Выбранный отрывок:
* * * * *

Отсюда следует, что научное значение могильникам сегодня ещё не исчерпано. Пример тому — анализ погребений «кудыргинского типа», трактовавшихся ранее из-за неустойчивости и погребального обряда как разновременные захоронения. Однако, как считает П.П. Азбелев, следует говорить о чёткой системе погребального обряда Кудыргэ, не имеющей прямых аналогий на Саяно-Алтае. Вывод о «стандартно соотнесённых» раздельных погребениях человека и коня, кроме могилы 18, сделанный по документированным наблюдениям, может быть принят. Но значительно важнее другое — основанный на этих наблюдениях вывод о могильнике Кудыргэ как о компактном инокультурном и иноэтничном кладбище отдельной кочевой группы, недолго обитавшей на Алтае [Азбелев, 2000, с. 4]. Новая версия прочтения кудыргинских погребений важна ещё и потому, что вновь возвращает нас к вопросу о датировке кудыргинского комплекса и его более глубоком анализе в контексте евразийской археологии.

* * * * *

Исходный список:
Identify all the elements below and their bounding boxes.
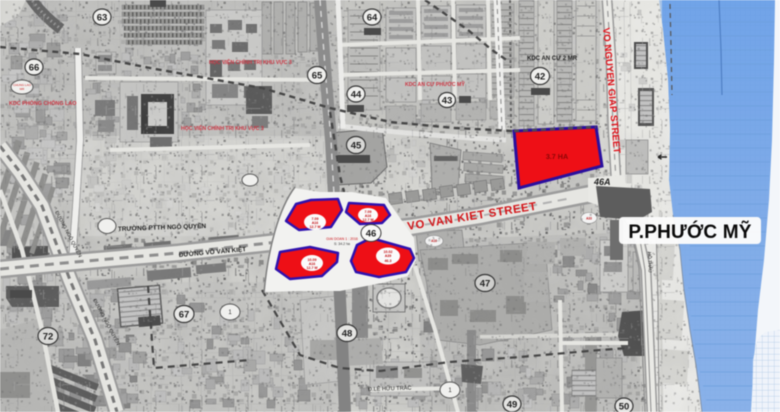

* * * * *

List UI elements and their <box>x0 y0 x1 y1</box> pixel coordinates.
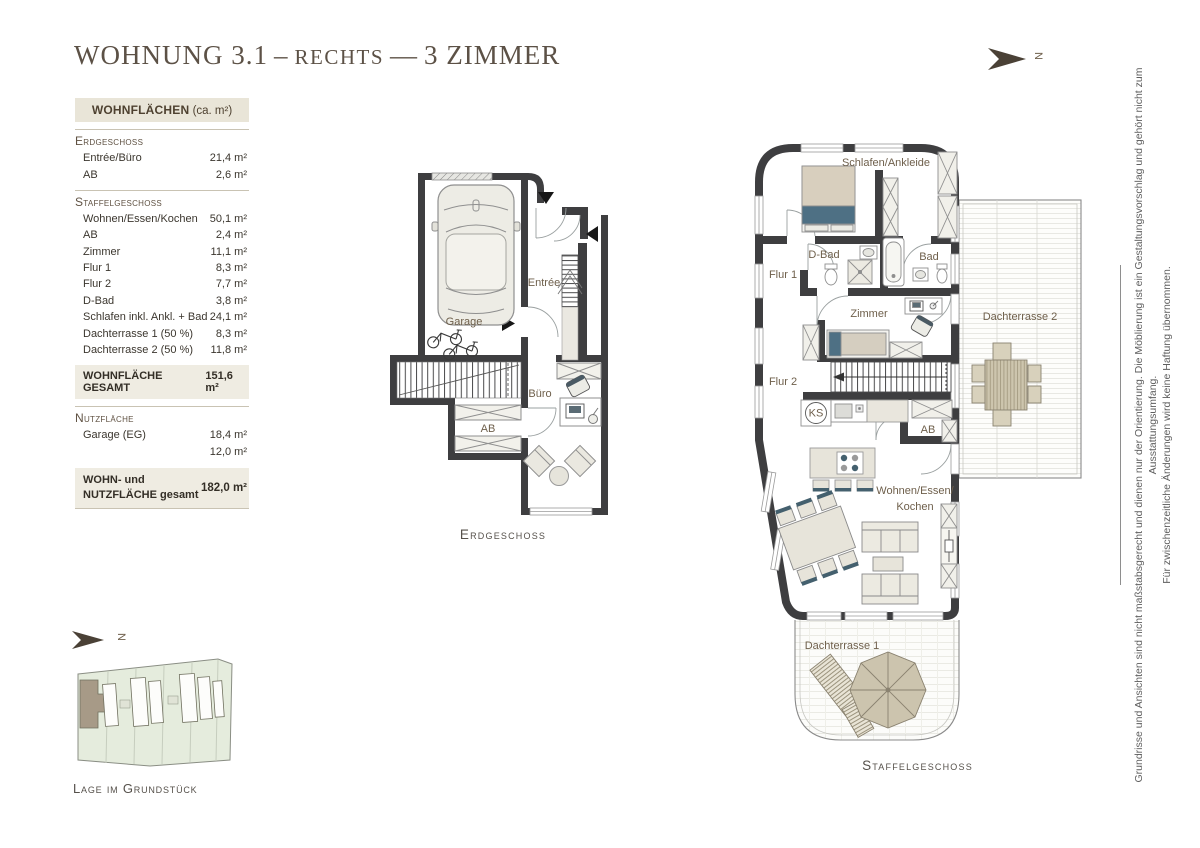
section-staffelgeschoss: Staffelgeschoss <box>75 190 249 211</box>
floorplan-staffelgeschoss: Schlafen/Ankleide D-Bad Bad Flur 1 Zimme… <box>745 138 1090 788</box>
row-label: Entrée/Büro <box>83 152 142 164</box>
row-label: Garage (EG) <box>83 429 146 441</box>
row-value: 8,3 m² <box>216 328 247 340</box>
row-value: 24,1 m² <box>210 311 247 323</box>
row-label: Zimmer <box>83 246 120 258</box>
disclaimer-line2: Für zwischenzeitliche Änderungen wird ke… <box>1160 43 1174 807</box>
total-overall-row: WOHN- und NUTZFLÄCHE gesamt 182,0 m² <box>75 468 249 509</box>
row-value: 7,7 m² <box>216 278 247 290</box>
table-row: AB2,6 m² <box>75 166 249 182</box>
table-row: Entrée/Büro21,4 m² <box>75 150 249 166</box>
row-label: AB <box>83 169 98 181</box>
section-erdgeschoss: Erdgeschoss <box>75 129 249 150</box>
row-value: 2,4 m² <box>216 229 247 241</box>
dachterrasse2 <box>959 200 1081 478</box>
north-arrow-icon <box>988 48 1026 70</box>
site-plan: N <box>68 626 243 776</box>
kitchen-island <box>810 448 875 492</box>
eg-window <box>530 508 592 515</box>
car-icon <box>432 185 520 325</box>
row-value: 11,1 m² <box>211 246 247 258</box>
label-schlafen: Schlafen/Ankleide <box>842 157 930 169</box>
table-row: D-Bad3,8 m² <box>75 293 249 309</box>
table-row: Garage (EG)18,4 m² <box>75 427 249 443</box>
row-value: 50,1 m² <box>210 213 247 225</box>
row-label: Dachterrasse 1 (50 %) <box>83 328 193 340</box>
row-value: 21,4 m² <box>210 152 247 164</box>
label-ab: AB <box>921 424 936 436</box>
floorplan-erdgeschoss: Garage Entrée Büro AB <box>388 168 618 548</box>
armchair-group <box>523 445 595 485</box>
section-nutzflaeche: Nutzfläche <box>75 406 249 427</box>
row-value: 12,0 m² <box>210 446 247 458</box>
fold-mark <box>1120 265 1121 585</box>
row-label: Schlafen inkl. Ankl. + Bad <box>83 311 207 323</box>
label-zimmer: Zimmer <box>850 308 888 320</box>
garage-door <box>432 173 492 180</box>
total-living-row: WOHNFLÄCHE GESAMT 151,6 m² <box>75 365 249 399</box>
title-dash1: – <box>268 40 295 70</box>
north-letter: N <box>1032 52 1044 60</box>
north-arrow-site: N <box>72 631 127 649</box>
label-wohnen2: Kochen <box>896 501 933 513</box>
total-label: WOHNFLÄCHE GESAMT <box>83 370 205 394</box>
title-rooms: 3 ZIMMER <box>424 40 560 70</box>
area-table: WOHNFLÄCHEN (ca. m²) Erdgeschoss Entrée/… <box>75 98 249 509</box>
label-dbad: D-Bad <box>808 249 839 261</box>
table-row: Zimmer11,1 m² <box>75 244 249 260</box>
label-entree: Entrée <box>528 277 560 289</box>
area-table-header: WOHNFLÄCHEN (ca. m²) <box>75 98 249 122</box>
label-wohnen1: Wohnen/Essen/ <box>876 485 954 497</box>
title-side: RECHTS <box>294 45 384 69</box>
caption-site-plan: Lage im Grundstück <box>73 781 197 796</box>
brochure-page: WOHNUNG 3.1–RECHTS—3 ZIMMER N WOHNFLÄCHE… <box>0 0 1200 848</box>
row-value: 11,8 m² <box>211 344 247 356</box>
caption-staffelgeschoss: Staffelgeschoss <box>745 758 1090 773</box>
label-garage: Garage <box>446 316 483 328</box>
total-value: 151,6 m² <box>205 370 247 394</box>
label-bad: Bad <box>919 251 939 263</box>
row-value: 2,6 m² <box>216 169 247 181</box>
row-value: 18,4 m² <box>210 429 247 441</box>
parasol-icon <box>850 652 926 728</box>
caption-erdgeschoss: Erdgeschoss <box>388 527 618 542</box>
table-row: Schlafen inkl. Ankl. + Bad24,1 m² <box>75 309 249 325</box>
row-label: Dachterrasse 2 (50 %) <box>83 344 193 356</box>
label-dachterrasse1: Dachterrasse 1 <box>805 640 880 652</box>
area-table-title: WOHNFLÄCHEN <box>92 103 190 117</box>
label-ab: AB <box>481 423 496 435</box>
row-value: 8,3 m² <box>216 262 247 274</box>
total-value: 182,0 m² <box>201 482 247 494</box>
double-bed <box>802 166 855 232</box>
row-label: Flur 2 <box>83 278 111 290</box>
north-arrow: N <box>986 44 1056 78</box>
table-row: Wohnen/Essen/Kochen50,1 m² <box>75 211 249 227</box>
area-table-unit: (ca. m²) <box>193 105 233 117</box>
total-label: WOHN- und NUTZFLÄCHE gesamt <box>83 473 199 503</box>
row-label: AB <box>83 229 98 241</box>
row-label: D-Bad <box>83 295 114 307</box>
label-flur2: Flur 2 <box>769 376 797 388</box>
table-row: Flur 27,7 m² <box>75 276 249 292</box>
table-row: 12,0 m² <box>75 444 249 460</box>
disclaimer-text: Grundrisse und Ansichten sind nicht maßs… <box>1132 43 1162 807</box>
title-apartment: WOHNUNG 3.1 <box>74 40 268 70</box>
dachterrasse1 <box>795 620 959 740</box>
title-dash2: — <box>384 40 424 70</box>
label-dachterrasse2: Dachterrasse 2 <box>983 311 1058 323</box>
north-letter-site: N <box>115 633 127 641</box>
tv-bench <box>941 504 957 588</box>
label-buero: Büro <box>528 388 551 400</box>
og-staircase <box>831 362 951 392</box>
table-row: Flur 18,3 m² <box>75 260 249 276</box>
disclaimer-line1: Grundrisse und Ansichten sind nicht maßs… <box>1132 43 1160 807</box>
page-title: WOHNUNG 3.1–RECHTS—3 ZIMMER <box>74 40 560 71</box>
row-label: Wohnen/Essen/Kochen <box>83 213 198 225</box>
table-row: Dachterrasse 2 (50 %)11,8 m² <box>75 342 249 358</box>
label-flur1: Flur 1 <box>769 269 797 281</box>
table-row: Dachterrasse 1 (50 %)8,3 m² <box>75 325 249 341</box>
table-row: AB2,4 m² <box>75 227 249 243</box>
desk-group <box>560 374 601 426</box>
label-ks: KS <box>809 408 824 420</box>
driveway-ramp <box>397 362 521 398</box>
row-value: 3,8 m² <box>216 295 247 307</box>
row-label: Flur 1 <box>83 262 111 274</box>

* * * * *

Задание 1: Какие погребения, судя по отрывку о могильнике Кудыргэ, раньше трактовались как разновременные захоронения?
Задание 2: Оформите участок списка от строки с «List UI elements» по строку с «row-label: Entrée/Büro <box>83» включительно как таблицу Markdown со столбцами «Номер» (порядковый номер строки) и «Строка» (сама строка). Изображения в таблицу не включайте.

Ответ 1: Погребения «кудыргинского типа».

Ответ 2:
| Номер | Строка |
|---|---|
| 1 | List UI elements and their <box>x0 y0 x1 y1</box> pixel coordinates. |
| 2 | section-staffelgeschoss: Staffelgeschoss <box>75 190 249 211</box> |
| 3 | floorplan-staffelgeschoss: Schlafen/Ankleide D-Bad Bad Flur 1 Zimme… <box>745 138 1090 788</box> |
| 4 | row-label: Entrée/Büro <box>83 152 142 164</box> |